BEGIN Data to use

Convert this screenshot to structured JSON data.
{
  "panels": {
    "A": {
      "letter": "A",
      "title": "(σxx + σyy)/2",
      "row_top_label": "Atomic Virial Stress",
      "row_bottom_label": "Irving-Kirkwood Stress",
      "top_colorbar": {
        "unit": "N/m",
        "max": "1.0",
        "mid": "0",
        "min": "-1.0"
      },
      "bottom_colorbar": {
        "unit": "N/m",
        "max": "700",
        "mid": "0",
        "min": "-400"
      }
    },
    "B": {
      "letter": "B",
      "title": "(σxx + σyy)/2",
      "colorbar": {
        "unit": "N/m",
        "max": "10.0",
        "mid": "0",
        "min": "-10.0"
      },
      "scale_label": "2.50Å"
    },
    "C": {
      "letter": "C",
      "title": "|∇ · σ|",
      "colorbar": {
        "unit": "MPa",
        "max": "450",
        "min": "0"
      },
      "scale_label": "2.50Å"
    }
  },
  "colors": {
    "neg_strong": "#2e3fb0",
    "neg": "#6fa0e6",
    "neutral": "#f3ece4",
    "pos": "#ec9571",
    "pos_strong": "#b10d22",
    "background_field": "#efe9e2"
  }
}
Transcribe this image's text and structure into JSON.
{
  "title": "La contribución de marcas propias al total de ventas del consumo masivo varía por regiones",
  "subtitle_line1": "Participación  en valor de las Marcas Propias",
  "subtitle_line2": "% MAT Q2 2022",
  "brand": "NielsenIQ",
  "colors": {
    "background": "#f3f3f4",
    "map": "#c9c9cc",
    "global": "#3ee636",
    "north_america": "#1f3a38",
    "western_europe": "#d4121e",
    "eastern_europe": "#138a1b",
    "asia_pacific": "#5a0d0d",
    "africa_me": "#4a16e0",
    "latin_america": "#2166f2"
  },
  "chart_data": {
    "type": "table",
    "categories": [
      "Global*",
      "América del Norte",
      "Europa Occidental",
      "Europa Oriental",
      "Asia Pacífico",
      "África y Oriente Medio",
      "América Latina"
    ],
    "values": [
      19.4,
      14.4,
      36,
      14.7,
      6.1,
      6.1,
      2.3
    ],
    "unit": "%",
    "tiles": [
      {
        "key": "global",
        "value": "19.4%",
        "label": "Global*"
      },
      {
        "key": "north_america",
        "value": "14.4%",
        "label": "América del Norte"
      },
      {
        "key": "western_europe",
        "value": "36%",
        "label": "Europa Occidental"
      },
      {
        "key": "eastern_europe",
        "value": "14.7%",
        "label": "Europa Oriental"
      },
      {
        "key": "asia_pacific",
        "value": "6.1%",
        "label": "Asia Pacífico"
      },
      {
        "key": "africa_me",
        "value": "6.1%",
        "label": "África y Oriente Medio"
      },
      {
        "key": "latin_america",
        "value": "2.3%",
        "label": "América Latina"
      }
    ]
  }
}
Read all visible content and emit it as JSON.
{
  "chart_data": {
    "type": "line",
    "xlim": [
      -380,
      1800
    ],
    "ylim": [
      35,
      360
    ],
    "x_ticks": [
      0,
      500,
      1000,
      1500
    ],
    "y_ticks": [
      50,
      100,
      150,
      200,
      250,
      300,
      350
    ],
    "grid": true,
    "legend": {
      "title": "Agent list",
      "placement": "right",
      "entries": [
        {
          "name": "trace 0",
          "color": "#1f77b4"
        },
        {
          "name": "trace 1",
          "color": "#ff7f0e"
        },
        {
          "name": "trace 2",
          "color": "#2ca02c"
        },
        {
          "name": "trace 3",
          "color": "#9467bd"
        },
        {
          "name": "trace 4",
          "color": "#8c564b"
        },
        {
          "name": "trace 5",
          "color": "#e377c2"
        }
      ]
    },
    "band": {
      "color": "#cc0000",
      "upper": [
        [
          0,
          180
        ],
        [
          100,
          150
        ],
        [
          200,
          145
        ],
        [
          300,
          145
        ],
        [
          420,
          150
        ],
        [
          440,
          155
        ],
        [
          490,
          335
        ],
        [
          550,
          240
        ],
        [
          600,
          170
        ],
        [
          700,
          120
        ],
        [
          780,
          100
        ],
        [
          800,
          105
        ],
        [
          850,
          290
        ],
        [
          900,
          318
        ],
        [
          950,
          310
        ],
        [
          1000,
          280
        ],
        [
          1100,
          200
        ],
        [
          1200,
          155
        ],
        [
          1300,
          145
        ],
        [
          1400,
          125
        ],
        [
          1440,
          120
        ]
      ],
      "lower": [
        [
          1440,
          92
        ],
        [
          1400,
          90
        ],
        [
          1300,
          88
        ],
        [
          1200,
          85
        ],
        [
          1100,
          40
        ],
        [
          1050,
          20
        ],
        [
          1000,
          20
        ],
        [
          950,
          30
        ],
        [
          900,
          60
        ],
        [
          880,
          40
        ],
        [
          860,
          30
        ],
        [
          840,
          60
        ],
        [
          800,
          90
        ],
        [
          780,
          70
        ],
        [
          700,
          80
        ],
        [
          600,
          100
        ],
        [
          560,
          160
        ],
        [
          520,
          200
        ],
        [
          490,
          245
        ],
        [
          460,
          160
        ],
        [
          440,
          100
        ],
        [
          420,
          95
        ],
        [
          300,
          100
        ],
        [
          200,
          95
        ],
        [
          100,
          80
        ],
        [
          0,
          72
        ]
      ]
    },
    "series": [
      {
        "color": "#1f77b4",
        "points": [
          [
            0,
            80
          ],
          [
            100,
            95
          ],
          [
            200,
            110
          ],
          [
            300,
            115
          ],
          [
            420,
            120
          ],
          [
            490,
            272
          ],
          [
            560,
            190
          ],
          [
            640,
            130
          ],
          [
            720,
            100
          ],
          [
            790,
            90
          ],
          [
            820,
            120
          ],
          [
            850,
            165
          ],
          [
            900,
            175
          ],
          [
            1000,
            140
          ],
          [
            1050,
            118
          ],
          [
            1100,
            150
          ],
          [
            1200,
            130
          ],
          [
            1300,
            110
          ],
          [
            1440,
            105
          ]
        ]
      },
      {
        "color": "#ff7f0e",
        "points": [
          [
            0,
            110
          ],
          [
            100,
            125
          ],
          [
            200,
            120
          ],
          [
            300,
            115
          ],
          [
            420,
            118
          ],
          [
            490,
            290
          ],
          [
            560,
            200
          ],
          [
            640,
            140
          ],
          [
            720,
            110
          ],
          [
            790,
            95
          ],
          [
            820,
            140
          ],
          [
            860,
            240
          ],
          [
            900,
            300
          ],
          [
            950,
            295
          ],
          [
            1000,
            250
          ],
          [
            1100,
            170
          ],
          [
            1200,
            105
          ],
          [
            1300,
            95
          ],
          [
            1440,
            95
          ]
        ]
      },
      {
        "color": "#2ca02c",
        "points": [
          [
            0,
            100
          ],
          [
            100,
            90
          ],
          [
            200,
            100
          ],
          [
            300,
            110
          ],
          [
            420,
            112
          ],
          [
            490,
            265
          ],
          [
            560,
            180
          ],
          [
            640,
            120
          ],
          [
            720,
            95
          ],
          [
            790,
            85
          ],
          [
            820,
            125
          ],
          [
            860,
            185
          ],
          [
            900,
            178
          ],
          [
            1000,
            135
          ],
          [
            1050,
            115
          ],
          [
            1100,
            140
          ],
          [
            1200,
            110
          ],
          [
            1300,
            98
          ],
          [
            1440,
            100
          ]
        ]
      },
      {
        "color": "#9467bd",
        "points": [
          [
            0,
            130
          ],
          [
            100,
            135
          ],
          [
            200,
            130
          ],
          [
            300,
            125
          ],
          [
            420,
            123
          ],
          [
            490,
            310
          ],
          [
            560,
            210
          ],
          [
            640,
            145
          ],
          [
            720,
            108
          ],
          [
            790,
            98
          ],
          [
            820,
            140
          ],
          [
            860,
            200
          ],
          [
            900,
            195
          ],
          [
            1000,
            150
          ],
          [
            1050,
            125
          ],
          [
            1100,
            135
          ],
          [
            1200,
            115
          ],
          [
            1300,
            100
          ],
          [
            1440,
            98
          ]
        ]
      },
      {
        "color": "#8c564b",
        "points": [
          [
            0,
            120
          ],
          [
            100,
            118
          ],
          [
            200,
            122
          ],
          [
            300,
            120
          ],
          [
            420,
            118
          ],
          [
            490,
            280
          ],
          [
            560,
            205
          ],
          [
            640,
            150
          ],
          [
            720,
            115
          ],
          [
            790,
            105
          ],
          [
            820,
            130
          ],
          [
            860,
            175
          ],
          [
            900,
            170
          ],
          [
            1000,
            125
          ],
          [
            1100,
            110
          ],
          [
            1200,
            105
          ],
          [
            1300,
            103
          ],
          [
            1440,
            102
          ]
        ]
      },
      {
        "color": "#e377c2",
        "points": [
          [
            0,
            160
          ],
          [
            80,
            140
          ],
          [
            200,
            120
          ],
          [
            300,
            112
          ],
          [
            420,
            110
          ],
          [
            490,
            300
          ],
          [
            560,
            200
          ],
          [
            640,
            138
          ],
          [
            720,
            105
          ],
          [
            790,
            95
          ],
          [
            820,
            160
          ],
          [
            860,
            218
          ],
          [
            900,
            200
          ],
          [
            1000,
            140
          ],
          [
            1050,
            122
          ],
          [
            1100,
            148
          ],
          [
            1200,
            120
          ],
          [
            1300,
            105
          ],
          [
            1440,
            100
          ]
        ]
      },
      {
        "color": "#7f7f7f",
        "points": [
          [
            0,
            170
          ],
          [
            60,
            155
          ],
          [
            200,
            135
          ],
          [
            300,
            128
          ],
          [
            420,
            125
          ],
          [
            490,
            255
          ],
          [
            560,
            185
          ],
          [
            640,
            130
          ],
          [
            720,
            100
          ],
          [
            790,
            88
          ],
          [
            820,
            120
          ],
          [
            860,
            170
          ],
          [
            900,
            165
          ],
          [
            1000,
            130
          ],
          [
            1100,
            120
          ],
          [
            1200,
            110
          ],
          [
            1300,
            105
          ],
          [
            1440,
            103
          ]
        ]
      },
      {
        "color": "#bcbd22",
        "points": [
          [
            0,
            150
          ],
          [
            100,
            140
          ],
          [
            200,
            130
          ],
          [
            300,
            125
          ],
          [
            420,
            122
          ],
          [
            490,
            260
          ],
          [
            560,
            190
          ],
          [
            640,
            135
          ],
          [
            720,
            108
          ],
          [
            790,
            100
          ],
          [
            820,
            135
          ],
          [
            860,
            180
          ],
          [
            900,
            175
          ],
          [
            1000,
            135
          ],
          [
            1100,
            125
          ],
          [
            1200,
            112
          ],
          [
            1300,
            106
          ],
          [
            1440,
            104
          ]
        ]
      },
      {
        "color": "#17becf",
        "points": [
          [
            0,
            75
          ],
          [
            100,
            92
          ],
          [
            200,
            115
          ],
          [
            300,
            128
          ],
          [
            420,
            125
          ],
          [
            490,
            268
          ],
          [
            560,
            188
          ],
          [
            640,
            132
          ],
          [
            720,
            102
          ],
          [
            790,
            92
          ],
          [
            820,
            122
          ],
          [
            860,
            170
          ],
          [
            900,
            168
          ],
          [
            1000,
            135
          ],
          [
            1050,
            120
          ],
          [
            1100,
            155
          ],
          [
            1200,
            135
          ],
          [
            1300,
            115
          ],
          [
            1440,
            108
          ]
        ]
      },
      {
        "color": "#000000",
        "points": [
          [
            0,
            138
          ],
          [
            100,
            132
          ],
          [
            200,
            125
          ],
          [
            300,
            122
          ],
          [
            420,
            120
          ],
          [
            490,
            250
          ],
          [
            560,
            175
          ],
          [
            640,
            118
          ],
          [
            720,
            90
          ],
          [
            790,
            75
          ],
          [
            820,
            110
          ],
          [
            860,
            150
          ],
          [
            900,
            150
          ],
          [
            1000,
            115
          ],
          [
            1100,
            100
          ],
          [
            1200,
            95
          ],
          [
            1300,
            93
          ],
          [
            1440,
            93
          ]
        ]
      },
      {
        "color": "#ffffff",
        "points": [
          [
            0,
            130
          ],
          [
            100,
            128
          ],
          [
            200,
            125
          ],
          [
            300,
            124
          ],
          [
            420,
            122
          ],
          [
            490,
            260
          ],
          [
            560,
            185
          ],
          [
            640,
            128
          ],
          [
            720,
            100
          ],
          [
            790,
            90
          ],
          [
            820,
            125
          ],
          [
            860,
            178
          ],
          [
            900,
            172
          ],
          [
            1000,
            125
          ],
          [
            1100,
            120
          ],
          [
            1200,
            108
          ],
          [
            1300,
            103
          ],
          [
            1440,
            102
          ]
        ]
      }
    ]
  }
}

END Data to use

### Job
Locate all lines that include the word "Occidental" and copy them out.

### Result for this exercise
      "Europa Occidental",
        "label": "Europa Occidental"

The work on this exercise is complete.